▶ WRITTEN INSTRUCTION
What lines of the data include the string "эксплуатационно"? Copy them all.

Dataset items
◆ ◆ ◆ ◆
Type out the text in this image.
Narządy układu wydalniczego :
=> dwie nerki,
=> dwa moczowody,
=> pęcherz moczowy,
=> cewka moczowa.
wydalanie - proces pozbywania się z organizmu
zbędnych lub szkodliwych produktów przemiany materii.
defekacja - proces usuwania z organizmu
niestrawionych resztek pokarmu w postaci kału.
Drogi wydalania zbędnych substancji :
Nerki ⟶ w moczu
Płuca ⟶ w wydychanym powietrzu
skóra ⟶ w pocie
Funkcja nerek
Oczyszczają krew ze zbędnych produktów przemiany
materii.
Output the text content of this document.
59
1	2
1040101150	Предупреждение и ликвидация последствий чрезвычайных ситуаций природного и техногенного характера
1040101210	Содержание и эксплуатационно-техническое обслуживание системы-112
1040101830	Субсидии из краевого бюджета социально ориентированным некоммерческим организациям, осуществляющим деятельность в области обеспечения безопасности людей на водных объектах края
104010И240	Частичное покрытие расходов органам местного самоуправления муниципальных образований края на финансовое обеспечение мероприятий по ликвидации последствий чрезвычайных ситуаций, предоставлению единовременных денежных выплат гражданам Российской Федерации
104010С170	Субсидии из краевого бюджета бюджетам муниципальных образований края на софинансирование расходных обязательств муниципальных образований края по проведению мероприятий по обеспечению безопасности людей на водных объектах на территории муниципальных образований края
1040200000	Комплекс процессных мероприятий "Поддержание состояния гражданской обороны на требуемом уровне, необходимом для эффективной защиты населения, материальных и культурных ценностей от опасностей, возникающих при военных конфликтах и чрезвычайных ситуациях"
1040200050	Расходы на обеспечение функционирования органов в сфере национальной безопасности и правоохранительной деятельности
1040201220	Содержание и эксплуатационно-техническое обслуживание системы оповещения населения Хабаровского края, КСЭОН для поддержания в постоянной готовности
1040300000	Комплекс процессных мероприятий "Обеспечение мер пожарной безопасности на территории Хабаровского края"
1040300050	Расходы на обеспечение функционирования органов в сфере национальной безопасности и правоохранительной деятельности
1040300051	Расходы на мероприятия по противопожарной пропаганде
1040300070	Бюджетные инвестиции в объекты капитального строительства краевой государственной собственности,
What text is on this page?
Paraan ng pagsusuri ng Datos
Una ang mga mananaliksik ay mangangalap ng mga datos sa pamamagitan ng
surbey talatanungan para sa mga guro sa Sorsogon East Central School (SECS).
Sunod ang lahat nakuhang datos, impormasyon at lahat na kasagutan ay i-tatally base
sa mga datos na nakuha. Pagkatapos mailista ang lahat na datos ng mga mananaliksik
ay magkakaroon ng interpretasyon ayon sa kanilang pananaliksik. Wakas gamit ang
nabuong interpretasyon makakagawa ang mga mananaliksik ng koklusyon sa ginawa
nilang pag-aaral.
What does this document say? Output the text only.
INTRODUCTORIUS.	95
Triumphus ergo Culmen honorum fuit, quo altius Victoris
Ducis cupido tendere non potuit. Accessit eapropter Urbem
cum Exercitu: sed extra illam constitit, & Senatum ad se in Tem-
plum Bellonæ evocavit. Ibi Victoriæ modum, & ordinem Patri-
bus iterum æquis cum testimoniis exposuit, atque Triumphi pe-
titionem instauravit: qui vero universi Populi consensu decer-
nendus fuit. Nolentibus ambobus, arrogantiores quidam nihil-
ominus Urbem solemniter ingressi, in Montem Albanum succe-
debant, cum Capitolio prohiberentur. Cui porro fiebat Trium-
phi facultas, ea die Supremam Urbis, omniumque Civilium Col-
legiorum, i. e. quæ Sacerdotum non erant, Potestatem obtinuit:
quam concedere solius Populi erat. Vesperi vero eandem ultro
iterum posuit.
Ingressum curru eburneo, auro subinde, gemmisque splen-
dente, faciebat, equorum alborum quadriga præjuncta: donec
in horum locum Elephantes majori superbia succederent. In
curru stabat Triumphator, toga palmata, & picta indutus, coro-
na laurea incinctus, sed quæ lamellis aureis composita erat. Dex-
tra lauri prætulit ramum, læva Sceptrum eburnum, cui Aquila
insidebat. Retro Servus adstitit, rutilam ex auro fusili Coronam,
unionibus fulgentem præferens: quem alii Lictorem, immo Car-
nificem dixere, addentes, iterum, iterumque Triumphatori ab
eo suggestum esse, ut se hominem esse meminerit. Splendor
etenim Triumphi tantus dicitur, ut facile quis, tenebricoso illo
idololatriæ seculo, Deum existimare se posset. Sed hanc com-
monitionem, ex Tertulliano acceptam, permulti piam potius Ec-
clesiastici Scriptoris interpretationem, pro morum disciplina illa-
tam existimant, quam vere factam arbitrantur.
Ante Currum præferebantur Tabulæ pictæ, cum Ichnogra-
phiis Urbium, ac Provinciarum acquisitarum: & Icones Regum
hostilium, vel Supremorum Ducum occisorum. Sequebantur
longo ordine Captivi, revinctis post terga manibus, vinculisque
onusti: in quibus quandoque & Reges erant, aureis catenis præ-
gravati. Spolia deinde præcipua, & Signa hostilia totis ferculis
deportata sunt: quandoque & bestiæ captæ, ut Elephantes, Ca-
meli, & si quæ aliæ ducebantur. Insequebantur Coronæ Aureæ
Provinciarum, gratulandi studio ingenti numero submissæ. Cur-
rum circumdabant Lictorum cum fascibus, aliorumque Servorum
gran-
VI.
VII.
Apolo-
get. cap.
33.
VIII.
◆ ◆ ◆ ◆
▶ TASK RESULT
1040101210	Содержание и эксплуатационно-техническое обслуживание системы-112
1040201220	Содержание и эксплуатационно-техническое обслуживание системы оповещения населения Хабаровского края, КСЭОН для поддержания в постоянной готовности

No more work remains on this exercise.